▸ **STATED EXERCISE**:
Return exactly the lines from the one bearing "Give me the" through the last, and no others. Pictures must be left out.

▸ **Records from a collection**:
● ● ● ●

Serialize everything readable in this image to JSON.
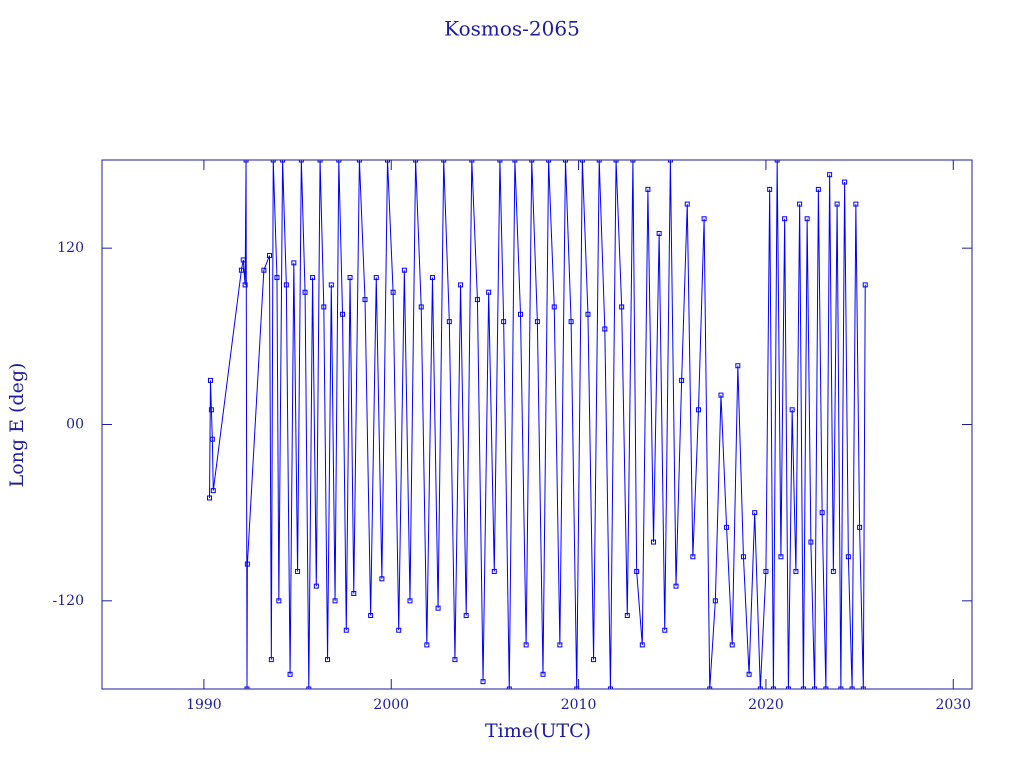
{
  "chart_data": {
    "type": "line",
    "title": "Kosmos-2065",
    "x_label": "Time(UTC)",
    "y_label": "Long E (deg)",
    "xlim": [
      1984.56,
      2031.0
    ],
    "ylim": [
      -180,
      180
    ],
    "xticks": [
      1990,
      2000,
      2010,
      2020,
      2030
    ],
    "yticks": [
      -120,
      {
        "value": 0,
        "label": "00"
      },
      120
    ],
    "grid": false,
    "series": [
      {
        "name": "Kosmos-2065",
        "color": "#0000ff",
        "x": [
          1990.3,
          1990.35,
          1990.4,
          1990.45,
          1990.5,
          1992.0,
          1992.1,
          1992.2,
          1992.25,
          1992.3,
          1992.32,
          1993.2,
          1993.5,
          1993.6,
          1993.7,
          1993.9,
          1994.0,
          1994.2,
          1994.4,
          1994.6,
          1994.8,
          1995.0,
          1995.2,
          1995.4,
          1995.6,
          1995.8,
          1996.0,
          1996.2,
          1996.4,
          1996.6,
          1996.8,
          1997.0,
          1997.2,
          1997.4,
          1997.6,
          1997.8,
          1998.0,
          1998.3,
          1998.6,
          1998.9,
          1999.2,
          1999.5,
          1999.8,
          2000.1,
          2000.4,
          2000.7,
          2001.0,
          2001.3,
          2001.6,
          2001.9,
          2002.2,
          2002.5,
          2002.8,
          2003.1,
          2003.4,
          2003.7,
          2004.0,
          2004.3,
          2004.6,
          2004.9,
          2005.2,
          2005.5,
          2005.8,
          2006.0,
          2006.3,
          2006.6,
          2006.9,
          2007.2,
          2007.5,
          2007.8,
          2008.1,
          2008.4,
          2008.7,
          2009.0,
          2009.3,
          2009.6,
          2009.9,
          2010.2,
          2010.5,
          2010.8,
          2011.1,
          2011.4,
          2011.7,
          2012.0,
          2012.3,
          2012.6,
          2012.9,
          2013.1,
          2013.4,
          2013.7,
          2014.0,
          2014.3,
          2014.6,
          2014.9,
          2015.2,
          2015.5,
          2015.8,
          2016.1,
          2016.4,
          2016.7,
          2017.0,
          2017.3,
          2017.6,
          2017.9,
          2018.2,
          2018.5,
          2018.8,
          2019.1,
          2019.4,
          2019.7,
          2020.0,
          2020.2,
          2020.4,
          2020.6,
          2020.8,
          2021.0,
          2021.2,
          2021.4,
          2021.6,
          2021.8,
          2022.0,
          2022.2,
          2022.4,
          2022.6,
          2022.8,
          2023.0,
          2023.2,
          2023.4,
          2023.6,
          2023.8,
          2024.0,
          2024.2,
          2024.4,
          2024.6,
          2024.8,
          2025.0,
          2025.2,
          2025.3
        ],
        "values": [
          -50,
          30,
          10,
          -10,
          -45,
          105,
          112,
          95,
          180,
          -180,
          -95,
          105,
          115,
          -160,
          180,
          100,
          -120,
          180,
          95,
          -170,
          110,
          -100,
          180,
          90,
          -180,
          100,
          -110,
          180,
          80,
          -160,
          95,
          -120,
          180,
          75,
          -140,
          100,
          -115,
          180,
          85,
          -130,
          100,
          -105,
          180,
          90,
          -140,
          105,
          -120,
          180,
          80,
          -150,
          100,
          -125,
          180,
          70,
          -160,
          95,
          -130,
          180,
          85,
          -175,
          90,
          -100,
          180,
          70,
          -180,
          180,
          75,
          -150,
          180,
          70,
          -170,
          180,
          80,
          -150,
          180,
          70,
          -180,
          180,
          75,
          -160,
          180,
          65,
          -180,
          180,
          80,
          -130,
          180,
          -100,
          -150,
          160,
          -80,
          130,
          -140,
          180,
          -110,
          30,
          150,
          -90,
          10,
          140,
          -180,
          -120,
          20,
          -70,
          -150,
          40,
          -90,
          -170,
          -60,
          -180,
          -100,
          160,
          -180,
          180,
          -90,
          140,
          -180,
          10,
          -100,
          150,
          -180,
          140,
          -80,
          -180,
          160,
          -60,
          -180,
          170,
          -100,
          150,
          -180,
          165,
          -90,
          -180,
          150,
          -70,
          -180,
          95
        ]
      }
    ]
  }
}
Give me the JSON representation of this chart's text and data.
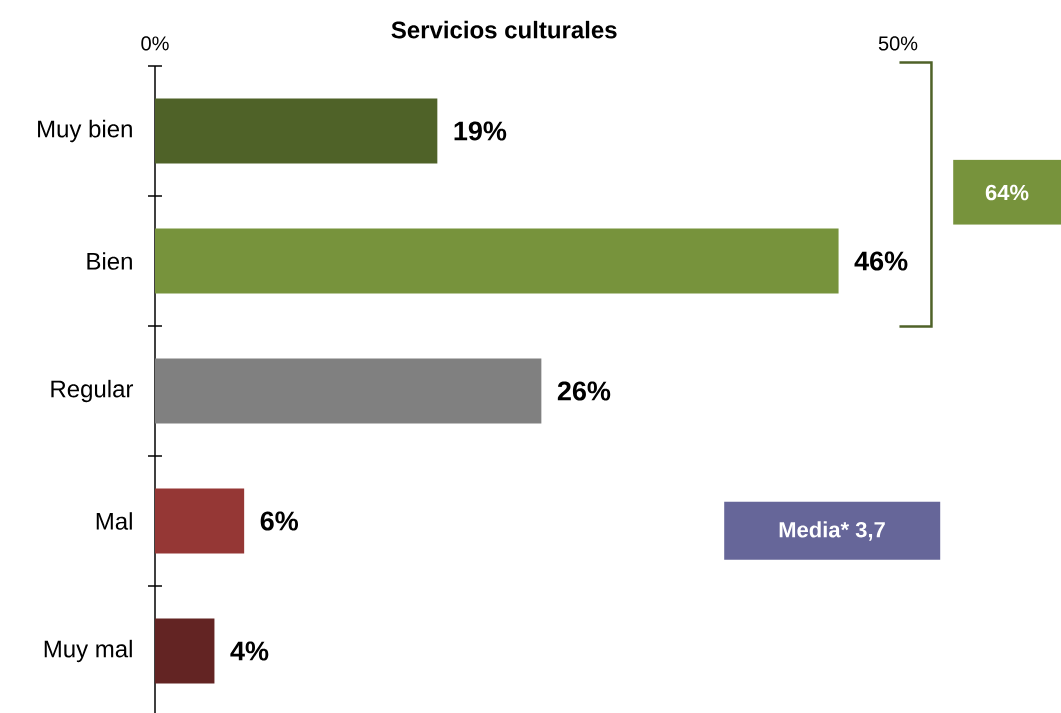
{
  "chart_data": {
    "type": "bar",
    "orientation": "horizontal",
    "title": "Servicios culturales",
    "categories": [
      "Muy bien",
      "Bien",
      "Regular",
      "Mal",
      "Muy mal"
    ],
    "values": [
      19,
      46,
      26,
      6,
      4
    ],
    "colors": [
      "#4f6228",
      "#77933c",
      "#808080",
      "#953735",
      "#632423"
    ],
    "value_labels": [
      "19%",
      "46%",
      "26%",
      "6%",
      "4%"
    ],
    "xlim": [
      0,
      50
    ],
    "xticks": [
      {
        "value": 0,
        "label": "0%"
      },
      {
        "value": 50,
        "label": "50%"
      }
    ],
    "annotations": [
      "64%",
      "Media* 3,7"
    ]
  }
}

● ● ● ●

▸ **EXERCISE OUTPUT**:
Give me the JSON representation of this chart's text and data.
{
  "chart_data": {
    "type": "bar",
    "orientation": "horizontal",
    "title": "Servicios culturales",
    "categories": [
      "Muy bien",
      "Bien",
      "Regular",
      "Mal",
      "Muy mal"
    ],
    "values": [
      19,
      46,
      26,
      6,
      4
    ],
    "colors": [
      "#4f6228",
      "#77933c",
      "#808080",
      "#953735",
      "#632423"
    ],
    "value_labels": [
      "19%",
      "46%",
      "26%",
      "6%",
      "4%"
    ],
    "xlim": [
      0,
      50
    ],
    "xticks": [
      {
        "value": 0,
        "label": "0%"
      },
      {
        "value": 50,
        "label": "50%"
      }
    ],
    "annotations": [
      "64%",
      "Media* 3,7"
    ]
  }
}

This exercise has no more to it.